### TO DO
Reproduce the lines below word for word, starting with the line that contains "Localize all elements." and continuing through the line that contains "review-date: 2020-02-11 bbox=[258, 138, 346, 156]".

### EXTRACTED DATA

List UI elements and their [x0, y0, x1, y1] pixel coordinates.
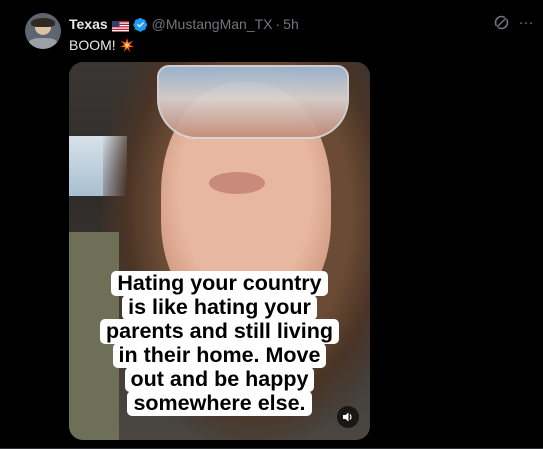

==

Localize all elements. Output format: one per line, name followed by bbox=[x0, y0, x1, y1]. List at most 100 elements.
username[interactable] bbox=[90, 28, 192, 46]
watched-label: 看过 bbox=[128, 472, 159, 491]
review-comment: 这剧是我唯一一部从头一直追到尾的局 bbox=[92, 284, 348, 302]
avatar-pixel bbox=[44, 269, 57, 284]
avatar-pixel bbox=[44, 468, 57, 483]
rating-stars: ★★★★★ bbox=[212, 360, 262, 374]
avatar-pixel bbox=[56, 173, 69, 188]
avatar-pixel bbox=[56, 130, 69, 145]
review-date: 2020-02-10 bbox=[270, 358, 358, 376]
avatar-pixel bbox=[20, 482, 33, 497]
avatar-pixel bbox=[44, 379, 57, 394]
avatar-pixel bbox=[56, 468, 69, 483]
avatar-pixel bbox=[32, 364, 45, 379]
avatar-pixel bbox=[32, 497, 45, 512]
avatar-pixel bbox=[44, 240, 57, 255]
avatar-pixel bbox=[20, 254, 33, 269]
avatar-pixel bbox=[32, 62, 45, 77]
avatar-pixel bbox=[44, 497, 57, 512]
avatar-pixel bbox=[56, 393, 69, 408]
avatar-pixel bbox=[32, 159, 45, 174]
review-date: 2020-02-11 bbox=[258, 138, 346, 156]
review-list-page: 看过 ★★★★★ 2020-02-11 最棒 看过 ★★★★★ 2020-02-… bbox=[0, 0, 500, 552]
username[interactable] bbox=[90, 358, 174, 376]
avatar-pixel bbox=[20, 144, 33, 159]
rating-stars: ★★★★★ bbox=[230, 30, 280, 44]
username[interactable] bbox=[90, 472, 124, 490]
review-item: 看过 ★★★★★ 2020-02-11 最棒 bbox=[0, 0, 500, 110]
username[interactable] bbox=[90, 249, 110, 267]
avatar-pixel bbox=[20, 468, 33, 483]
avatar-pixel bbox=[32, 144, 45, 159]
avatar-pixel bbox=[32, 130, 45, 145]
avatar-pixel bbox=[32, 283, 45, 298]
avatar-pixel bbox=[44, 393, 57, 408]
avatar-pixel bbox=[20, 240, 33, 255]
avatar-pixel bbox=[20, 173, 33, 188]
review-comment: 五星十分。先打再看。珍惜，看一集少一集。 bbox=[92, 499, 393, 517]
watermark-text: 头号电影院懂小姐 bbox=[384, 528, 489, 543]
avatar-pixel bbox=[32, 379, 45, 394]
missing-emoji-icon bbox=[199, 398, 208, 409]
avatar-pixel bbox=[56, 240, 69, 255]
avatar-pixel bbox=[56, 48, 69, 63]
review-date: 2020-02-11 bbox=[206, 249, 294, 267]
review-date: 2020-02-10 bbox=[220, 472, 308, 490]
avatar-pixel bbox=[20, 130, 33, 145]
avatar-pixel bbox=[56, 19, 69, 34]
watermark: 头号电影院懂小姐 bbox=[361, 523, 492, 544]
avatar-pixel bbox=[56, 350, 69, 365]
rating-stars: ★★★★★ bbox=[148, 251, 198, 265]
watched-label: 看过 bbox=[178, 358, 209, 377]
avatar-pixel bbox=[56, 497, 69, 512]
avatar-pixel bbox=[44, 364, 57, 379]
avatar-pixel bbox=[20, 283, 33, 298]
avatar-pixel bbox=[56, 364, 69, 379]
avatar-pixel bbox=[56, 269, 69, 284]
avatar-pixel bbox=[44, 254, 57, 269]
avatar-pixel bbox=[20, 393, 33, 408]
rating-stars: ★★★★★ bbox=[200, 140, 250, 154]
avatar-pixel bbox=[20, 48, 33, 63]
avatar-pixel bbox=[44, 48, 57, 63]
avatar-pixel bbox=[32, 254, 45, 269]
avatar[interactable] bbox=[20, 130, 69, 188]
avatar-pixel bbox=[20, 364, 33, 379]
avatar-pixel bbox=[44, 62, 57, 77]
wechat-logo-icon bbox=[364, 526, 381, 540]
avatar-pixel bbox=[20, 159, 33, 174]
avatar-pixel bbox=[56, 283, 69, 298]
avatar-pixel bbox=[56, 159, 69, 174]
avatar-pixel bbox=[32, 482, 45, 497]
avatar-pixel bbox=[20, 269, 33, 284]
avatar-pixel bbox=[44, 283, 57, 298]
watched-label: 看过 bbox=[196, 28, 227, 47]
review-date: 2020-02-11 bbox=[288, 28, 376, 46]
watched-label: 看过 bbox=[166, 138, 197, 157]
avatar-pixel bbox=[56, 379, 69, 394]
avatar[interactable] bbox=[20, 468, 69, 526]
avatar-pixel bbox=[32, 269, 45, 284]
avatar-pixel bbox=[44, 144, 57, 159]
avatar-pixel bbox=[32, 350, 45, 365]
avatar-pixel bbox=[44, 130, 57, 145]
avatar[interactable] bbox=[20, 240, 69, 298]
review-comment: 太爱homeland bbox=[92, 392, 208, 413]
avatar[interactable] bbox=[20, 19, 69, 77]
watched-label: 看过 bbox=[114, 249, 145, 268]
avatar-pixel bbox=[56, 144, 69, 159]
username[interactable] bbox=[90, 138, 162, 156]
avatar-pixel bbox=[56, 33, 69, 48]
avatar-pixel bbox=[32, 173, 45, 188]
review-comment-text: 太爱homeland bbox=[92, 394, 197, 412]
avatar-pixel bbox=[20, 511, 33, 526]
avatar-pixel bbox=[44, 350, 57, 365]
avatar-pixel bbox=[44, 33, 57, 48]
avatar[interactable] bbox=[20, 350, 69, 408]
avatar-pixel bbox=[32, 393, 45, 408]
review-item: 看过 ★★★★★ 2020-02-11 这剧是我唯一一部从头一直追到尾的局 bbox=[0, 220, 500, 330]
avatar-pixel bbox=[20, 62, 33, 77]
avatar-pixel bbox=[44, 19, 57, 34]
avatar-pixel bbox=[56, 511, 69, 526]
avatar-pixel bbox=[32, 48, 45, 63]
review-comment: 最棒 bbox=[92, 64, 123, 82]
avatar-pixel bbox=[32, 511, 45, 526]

### TASK ANSWER
Localize all elements. Output format: one per line, name followed by bbox=[x0, y0, x1, y1]. List at most 100 elements.
username[interactable] bbox=[90, 28, 192, 46]
watched-label: 看过 bbox=[128, 472, 159, 491]
review-comment: 这剧是我唯一一部从头一直追到尾的局 bbox=[92, 284, 348, 302]
avatar-pixel bbox=[44, 269, 57, 284]
avatar-pixel bbox=[44, 468, 57, 483]
rating-stars: ★★★★★ bbox=[212, 360, 262, 374]
avatar-pixel bbox=[56, 173, 69, 188]
avatar-pixel bbox=[56, 130, 69, 145]
review-date: 2020-02-10 bbox=[270, 358, 358, 376]
avatar-pixel bbox=[20, 482, 33, 497]
avatar-pixel bbox=[44, 379, 57, 394]
avatar-pixel bbox=[56, 468, 69, 483]
avatar-pixel bbox=[32, 364, 45, 379]
avatar-pixel bbox=[32, 497, 45, 512]
avatar-pixel bbox=[44, 240, 57, 255]
avatar-pixel bbox=[20, 254, 33, 269]
avatar-pixel bbox=[32, 62, 45, 77]
avatar-pixel bbox=[44, 497, 57, 512]
avatar-pixel bbox=[56, 393, 69, 408]
avatar-pixel bbox=[32, 159, 45, 174]
review-date: 2020-02-11 bbox=[258, 138, 346, 156]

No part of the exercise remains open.